## Work instructions:
Say how many lines of the listing below contain "Beige", giving the number and nothing else.

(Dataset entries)
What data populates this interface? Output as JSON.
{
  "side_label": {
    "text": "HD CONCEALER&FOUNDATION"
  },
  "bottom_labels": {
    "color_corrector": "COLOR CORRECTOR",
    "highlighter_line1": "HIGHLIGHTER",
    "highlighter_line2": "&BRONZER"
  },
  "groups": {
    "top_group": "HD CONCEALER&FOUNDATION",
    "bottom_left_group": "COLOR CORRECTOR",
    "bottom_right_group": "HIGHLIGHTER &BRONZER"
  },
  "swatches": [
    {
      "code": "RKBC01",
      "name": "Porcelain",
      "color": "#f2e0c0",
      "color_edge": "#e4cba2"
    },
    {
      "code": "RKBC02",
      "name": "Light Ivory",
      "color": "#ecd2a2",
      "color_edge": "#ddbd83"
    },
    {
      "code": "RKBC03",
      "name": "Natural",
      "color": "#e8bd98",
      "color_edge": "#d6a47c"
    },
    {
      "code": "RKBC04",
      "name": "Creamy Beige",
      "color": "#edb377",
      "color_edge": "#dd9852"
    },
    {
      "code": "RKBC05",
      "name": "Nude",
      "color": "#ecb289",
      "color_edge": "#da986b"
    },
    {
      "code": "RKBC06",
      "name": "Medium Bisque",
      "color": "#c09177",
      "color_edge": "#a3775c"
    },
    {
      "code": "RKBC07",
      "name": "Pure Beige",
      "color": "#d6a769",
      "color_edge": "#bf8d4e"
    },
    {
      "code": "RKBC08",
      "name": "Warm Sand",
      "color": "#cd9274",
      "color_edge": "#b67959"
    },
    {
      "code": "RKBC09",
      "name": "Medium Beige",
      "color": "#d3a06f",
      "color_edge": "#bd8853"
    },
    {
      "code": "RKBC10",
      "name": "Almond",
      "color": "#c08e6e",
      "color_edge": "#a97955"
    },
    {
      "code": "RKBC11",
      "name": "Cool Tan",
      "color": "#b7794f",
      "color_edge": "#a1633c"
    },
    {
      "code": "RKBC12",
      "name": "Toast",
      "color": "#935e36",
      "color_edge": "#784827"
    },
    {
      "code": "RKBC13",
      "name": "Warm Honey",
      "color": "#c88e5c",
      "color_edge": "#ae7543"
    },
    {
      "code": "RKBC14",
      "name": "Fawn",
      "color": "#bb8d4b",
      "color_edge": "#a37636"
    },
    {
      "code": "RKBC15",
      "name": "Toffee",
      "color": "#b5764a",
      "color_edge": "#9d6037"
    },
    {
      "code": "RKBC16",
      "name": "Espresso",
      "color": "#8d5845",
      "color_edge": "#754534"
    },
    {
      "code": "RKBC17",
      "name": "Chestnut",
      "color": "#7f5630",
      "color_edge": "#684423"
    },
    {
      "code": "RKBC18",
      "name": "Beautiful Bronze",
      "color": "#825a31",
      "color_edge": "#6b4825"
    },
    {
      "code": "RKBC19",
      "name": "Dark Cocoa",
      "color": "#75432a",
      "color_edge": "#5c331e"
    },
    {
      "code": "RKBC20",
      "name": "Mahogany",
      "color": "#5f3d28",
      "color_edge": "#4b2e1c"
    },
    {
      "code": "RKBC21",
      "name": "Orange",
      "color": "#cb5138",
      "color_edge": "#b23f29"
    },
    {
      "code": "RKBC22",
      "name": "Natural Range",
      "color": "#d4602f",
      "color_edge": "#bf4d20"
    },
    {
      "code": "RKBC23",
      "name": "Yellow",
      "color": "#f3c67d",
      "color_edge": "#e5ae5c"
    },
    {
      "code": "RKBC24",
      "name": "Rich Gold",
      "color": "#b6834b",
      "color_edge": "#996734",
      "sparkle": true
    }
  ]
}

## Task solution:
3